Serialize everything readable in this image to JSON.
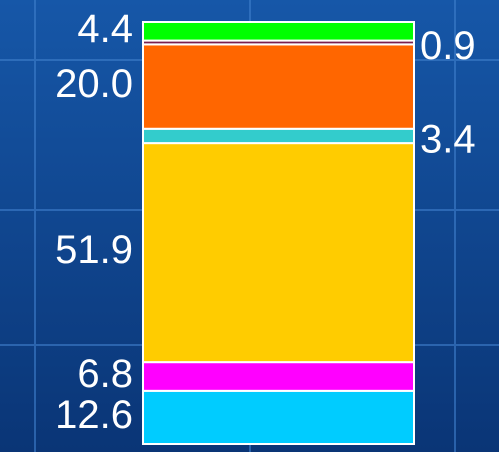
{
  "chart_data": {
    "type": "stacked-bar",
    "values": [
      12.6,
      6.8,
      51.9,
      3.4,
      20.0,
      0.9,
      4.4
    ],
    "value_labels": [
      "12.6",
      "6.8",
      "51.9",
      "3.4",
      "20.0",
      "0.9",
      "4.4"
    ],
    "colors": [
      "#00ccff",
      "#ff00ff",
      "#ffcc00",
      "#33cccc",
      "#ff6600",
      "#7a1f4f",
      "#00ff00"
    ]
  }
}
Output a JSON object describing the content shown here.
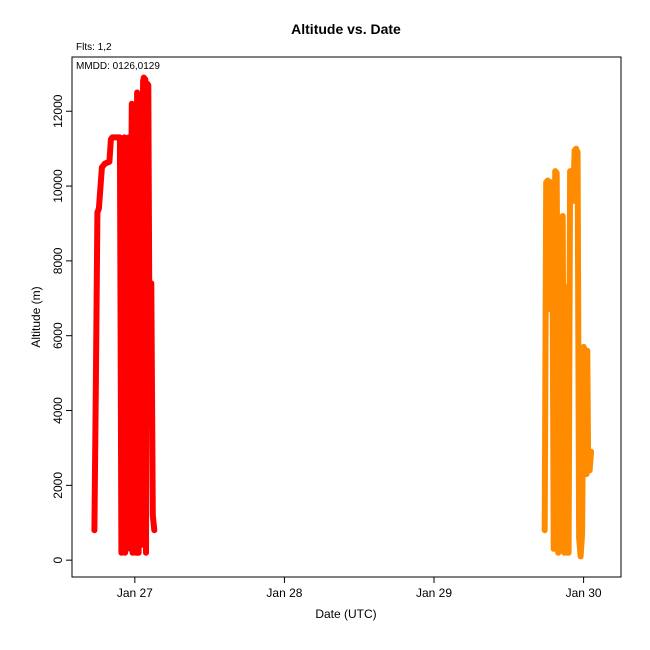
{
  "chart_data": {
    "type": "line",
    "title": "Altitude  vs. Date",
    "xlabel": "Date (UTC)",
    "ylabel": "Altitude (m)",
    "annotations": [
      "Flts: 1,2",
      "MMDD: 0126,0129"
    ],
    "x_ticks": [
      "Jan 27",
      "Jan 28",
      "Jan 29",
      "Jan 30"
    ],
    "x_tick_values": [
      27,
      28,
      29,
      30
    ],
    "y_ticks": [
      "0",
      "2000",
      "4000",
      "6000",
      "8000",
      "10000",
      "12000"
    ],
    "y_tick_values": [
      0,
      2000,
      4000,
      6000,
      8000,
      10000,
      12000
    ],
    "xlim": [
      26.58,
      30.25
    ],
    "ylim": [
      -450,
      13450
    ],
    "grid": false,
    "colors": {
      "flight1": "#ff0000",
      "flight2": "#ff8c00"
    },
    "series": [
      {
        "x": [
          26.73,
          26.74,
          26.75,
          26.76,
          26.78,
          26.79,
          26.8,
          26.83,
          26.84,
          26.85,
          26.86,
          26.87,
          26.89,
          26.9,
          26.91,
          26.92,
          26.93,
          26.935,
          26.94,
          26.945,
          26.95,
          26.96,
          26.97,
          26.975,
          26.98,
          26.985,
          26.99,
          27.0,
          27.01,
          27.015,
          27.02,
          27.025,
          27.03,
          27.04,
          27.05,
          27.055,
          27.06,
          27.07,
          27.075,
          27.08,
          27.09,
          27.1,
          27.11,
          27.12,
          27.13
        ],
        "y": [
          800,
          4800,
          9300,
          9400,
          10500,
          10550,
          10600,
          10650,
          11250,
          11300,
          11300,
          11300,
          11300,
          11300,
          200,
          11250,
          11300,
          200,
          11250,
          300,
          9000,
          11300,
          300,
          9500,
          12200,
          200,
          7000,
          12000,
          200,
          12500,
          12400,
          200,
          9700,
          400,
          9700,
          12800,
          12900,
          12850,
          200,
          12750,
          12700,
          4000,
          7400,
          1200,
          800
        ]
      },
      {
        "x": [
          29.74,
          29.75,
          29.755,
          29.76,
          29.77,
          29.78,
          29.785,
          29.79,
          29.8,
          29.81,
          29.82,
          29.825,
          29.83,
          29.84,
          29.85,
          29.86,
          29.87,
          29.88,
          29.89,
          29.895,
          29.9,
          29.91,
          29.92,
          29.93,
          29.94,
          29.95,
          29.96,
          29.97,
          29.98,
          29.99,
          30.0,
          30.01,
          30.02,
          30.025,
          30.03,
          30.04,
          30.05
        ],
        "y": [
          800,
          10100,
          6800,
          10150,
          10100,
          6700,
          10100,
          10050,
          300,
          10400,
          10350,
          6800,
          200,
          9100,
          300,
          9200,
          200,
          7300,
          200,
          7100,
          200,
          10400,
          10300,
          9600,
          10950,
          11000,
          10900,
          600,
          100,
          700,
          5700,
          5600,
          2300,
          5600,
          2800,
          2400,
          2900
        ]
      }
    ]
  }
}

━━━━━━━━━━━━━━━━━━━━

▸ SHORT EXERCISE
Tell how many lines of the data above hold the string "Altitude". Give only the number.

▸ RESPONSE TO THIS TASK
2